What you are asked to do.
Gather from the material every line that contains the string "vehicle".

Start of Provided records

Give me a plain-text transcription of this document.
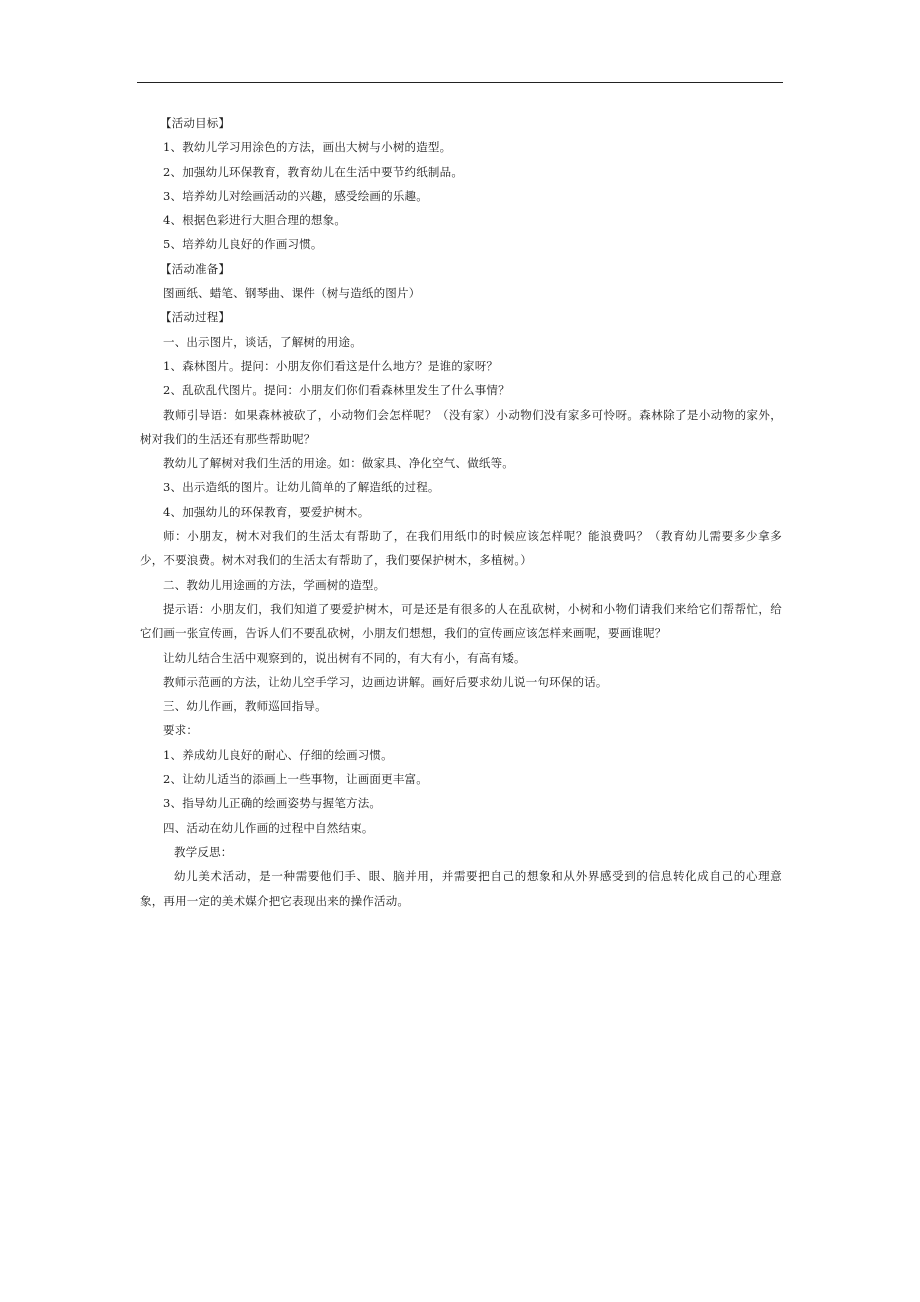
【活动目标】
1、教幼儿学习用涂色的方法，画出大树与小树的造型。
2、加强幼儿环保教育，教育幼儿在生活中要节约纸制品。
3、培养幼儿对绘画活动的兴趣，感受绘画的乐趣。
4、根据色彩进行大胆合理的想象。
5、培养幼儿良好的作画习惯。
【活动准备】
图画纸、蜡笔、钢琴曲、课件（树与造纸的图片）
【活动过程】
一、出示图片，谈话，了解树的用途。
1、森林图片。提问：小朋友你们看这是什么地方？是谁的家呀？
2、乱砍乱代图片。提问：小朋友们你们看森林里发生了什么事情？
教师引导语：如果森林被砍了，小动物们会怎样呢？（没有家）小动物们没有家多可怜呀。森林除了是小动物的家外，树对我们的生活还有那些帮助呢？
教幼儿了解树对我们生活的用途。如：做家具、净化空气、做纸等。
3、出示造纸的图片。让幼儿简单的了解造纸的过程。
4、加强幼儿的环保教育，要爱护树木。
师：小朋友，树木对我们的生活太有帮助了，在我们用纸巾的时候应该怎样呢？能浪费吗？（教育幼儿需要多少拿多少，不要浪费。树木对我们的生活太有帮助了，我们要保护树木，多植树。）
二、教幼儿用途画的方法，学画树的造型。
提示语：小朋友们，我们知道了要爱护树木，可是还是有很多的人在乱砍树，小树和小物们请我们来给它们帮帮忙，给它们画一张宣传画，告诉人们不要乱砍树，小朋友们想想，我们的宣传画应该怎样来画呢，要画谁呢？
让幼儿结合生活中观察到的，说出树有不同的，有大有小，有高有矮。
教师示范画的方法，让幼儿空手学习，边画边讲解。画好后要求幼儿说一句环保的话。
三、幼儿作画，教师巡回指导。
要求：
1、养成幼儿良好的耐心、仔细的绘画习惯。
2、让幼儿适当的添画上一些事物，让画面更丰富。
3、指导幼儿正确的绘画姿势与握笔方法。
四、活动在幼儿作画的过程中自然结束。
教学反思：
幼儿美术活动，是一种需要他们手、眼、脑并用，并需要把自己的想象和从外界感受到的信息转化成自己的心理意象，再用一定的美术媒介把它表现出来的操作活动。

End of Provided records
Start of Provided records

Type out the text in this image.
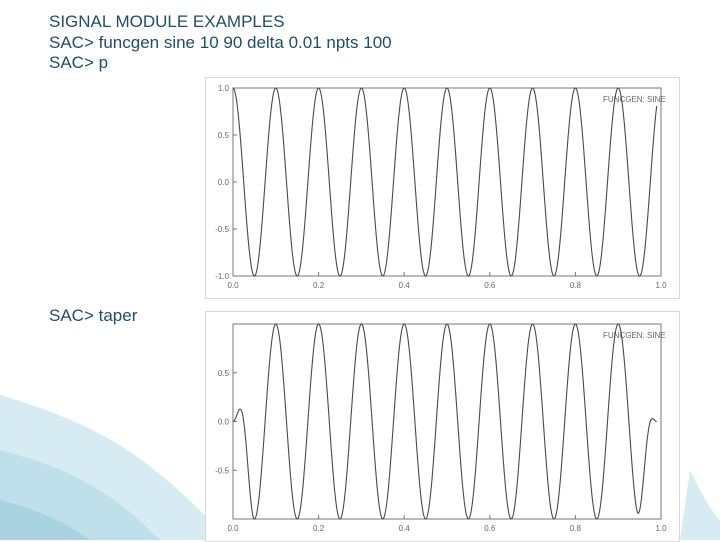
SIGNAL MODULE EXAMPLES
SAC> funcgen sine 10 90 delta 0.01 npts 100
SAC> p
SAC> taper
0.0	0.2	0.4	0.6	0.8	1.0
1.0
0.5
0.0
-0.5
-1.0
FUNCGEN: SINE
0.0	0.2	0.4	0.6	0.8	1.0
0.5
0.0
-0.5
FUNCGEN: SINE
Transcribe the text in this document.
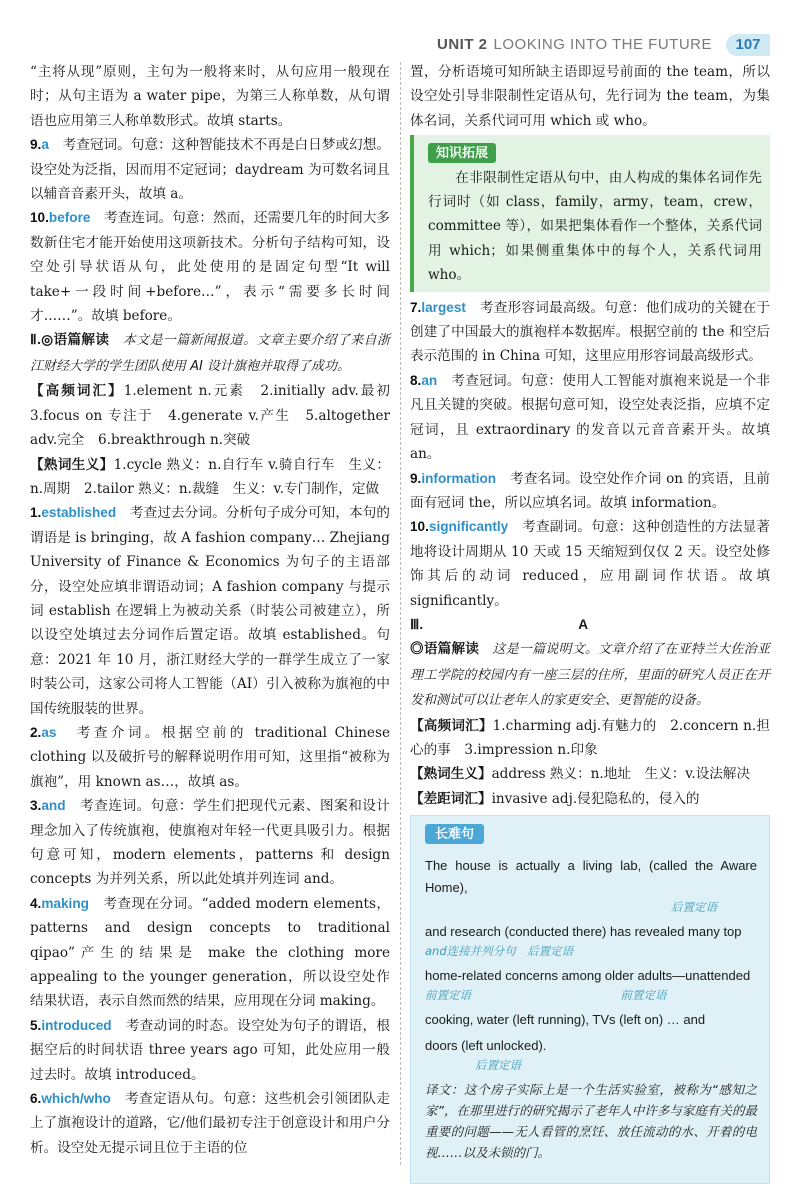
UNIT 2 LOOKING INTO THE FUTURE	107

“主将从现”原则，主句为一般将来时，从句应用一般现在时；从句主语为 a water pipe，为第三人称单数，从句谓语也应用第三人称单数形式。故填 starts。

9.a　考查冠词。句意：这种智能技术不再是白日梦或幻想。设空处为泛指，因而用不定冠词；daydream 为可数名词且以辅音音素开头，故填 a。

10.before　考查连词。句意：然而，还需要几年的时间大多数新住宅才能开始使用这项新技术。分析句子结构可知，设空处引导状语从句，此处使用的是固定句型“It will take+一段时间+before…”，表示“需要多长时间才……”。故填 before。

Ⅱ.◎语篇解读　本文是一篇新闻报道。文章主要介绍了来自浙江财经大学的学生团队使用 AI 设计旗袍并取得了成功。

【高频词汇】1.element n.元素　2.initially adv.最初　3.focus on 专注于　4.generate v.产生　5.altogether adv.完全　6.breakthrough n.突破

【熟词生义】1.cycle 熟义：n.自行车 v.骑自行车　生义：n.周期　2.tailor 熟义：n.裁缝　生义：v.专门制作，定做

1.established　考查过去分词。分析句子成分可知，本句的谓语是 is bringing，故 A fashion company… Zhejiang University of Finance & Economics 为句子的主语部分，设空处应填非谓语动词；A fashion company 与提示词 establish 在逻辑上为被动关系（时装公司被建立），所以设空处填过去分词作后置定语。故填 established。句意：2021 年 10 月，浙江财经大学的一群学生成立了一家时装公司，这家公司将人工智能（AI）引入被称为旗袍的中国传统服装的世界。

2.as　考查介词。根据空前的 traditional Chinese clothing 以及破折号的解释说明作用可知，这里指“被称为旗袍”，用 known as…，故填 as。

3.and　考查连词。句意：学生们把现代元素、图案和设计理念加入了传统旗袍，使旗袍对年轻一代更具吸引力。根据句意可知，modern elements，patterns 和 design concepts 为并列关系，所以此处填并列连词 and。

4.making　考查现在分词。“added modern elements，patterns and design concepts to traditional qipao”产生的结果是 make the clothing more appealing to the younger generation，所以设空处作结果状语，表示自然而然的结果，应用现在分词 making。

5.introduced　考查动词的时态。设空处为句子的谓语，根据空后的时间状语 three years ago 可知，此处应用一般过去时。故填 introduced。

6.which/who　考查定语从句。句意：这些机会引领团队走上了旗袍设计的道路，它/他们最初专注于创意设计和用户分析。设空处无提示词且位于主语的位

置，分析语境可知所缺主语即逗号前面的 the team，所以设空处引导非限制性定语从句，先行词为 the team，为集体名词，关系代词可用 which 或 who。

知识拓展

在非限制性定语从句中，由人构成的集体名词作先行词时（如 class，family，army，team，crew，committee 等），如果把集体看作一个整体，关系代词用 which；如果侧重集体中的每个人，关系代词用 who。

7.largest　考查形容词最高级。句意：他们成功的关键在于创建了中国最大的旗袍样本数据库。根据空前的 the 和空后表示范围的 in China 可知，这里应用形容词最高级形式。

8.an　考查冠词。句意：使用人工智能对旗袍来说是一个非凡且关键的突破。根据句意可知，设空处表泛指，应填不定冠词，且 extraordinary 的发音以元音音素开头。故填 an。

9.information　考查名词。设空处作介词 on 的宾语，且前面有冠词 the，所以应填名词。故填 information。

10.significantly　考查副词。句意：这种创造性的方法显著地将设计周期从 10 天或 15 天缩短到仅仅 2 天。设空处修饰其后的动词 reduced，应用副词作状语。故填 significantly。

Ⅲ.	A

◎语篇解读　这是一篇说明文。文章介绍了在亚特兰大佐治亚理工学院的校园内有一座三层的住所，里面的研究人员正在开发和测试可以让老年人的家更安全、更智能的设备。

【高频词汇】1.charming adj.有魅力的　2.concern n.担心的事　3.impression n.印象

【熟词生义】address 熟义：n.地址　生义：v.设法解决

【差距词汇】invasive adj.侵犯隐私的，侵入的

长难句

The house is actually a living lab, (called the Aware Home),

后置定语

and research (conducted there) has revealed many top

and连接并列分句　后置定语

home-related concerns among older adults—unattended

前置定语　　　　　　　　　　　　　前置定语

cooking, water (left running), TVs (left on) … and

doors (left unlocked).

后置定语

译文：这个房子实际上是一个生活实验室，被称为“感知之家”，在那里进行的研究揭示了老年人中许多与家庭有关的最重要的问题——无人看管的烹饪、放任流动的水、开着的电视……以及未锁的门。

End of Provided records
Start of Provided records

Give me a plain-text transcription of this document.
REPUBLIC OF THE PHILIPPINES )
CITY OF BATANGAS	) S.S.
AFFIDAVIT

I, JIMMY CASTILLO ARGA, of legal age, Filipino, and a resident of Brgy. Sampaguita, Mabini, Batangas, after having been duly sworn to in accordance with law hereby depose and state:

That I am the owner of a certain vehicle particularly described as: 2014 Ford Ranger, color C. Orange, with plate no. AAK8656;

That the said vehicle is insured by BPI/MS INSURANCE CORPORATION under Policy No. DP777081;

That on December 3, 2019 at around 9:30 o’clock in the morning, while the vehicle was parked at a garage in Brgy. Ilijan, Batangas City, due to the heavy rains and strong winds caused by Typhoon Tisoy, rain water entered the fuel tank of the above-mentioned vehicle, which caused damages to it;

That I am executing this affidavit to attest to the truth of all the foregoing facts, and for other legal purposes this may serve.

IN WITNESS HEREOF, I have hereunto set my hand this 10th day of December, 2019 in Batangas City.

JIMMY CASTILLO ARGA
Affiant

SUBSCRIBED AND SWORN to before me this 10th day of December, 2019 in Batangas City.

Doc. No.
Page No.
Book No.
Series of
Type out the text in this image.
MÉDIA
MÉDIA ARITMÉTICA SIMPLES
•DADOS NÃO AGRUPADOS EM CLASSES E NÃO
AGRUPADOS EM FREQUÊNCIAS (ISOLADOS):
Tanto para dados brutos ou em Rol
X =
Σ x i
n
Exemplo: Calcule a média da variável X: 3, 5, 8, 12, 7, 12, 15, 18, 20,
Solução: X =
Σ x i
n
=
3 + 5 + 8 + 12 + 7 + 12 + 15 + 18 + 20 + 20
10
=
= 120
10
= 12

End of Provided records

Exercise solution.
That I am the owner of a certain vehicle particularly described as: 2014 Ford Ranger, color C. Orange, with plate no. AAK8656;
That the said vehicle is insured by BPI/MS INSURANCE CORPORATION under Policy No. DP777081;
That on December 3, 2019 at around 9:30 o’clock in the morning, while the vehicle was parked at a garage in Brgy. Ilijan, Batangas City, due to the heavy rains and strong winds caused by Typhoon Tisoy, rain water entered the fuel tank of the above-mentioned vehicle, which caused damages to it;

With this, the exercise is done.